___ Material provided ___
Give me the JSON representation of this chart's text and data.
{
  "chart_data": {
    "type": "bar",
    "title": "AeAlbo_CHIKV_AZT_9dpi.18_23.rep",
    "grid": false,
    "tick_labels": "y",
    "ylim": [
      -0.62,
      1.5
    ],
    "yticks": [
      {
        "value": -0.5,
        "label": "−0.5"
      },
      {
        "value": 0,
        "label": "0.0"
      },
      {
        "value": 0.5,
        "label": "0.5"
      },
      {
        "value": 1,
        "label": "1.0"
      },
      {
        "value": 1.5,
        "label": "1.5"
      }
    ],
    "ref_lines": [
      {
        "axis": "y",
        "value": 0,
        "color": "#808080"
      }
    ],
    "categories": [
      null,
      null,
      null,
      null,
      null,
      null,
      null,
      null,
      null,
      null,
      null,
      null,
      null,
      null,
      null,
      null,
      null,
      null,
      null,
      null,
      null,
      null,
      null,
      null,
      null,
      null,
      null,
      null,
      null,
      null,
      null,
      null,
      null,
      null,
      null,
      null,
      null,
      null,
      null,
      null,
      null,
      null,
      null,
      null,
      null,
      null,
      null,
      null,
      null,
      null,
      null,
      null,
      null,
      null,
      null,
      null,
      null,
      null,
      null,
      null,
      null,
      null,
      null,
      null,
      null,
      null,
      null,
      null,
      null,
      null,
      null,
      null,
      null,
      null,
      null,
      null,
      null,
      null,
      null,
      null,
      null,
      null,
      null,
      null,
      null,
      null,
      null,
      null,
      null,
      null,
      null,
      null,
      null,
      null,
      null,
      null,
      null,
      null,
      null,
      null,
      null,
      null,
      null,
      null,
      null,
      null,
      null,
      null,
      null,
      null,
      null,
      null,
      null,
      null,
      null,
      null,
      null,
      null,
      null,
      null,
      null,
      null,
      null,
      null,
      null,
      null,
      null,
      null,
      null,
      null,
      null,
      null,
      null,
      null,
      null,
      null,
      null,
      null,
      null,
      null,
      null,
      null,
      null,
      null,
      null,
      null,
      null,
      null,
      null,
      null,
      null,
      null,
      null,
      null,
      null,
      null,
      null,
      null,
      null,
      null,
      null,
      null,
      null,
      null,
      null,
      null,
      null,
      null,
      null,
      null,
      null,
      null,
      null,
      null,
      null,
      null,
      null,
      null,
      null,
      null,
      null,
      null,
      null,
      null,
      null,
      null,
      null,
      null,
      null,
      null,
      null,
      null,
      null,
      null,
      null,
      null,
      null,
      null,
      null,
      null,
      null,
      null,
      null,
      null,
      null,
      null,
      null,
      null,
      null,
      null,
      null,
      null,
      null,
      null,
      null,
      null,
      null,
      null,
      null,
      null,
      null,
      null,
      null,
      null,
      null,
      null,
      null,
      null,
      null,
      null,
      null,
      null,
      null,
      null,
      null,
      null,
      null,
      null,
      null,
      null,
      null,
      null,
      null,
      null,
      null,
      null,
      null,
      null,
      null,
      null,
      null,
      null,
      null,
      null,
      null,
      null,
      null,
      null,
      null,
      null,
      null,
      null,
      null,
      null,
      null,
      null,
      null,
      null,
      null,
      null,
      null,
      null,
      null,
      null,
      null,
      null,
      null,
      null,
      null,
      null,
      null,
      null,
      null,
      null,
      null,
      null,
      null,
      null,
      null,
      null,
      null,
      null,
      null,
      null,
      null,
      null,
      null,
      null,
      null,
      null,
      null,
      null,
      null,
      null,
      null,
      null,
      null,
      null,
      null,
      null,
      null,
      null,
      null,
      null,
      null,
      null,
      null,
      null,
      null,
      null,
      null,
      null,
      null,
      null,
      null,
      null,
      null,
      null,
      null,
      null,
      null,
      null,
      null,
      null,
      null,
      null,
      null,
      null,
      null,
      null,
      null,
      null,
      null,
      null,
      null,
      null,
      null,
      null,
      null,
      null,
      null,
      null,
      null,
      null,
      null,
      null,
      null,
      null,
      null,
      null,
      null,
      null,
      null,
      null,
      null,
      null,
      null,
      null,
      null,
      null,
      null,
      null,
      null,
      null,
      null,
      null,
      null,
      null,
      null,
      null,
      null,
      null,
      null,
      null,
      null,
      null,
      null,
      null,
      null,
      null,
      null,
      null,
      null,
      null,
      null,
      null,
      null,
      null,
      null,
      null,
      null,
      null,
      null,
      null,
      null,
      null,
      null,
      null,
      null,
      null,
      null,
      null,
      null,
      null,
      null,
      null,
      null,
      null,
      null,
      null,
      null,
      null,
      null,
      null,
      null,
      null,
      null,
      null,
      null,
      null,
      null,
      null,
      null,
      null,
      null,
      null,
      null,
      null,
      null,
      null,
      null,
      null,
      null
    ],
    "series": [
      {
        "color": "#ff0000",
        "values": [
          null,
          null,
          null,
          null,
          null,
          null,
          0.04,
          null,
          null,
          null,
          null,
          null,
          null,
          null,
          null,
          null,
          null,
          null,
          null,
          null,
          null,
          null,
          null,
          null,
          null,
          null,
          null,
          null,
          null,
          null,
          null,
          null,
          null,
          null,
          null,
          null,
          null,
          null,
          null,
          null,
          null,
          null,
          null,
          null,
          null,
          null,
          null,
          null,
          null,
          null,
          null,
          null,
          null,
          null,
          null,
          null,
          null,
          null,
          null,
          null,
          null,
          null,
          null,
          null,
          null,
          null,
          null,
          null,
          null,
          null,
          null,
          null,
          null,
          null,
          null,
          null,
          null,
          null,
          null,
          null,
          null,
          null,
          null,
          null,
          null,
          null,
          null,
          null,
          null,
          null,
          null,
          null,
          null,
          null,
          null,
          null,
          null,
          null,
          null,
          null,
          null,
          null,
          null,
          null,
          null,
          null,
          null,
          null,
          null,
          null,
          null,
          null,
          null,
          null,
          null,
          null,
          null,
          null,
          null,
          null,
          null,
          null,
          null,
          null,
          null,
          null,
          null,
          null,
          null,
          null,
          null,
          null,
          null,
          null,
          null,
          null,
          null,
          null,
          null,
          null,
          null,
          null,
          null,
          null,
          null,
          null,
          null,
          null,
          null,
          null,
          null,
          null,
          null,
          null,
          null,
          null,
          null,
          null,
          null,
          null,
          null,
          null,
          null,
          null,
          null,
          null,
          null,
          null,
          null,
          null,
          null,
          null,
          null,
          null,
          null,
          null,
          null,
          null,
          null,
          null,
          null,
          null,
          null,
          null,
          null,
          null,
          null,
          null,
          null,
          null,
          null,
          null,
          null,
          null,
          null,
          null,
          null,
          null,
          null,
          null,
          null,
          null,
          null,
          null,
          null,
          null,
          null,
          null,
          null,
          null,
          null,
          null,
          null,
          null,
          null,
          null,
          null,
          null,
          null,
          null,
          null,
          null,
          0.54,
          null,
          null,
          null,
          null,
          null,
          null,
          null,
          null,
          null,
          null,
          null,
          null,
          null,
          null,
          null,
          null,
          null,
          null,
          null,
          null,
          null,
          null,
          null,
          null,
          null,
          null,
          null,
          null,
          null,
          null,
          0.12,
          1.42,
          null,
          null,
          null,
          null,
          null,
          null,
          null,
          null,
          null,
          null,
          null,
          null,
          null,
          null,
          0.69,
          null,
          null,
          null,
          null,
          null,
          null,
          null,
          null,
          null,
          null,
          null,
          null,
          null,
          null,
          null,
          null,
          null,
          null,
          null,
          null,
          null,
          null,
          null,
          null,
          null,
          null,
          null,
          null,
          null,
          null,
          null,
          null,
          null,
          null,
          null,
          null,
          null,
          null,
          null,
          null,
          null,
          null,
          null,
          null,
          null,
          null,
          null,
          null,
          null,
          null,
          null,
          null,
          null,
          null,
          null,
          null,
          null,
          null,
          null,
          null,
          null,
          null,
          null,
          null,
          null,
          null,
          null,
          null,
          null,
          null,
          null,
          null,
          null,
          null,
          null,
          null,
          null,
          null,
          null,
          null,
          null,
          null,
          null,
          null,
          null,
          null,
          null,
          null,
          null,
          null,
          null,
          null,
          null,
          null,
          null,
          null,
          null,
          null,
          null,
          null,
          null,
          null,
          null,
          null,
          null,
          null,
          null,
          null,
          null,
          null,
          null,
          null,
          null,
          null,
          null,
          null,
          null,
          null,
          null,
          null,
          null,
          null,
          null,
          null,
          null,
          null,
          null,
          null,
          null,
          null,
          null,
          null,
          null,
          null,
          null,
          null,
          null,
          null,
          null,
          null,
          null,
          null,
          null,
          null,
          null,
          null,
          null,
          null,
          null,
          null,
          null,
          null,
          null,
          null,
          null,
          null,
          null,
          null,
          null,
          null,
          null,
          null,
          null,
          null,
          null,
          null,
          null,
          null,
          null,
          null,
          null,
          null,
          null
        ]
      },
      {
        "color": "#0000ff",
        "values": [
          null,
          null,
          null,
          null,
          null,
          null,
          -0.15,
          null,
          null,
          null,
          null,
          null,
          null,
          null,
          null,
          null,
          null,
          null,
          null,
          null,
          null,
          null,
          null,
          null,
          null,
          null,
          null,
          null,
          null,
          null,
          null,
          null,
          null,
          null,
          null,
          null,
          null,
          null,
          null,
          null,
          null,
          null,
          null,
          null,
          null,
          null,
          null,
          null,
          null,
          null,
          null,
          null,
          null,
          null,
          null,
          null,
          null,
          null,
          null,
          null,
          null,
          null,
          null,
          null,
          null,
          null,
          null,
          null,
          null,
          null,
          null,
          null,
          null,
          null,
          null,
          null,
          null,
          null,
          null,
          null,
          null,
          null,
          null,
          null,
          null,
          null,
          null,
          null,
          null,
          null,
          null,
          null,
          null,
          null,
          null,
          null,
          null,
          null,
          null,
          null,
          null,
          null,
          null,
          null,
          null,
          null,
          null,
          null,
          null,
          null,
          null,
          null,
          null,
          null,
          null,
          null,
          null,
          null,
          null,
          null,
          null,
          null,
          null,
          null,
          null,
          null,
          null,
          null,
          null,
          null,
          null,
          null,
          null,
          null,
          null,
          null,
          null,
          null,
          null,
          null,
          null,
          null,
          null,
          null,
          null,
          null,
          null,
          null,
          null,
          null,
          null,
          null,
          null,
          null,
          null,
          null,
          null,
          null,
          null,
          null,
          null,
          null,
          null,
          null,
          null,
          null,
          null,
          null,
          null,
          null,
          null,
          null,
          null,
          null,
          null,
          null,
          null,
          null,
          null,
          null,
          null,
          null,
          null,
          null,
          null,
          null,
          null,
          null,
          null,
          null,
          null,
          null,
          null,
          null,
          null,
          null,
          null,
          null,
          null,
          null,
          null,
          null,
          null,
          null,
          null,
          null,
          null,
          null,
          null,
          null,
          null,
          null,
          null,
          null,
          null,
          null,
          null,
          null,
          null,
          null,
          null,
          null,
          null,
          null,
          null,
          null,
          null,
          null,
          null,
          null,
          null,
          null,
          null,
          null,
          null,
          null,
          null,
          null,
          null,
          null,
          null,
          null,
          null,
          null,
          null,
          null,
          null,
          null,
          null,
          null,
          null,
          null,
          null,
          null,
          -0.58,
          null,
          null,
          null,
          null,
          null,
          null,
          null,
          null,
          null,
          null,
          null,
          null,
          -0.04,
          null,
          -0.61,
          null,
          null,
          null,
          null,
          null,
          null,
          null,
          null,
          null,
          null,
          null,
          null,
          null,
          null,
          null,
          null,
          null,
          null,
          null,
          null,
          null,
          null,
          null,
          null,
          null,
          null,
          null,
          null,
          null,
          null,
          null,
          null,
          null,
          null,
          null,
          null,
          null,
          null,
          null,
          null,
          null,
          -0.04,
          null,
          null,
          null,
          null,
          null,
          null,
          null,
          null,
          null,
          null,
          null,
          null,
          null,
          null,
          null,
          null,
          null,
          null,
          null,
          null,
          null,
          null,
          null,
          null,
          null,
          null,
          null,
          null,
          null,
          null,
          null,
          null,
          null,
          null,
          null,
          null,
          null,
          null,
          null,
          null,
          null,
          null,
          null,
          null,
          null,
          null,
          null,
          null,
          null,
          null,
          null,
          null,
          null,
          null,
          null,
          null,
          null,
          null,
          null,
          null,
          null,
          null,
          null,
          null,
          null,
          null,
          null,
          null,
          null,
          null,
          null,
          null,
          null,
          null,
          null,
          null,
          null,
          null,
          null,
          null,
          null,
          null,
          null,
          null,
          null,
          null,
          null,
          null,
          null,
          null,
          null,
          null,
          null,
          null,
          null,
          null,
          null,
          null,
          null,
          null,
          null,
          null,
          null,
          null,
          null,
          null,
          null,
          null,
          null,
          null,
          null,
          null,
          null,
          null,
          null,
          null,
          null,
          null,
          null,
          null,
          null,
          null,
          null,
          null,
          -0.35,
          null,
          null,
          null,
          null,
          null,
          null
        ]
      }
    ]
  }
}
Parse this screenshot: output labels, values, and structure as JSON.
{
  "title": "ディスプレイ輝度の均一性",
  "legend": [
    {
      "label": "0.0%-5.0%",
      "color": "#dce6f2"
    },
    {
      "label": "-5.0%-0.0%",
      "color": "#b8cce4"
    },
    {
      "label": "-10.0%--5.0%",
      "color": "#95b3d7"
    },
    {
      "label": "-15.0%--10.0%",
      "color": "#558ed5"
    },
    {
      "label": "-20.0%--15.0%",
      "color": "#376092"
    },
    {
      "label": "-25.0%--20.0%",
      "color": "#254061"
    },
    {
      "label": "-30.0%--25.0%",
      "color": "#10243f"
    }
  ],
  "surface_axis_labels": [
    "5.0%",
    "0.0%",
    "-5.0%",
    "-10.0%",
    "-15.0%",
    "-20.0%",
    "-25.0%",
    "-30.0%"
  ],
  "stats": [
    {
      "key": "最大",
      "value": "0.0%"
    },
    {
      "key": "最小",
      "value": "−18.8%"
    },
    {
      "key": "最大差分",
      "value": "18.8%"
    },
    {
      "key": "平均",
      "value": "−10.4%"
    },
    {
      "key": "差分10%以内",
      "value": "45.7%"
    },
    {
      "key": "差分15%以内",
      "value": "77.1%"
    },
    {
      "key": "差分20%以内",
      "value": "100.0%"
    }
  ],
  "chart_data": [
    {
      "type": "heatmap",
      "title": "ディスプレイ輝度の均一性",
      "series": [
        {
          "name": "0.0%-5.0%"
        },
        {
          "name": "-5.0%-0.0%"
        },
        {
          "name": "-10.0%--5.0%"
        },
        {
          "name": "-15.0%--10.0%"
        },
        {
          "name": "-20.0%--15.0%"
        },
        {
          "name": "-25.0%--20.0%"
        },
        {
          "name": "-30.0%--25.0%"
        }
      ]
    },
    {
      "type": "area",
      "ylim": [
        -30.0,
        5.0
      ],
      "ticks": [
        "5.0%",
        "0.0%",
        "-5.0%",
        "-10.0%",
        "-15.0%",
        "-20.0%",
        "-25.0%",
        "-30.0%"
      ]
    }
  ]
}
___
Your answer should be a single number: the count of lines that contain "ディスプレイ輝度の均一性".

**Result:**
2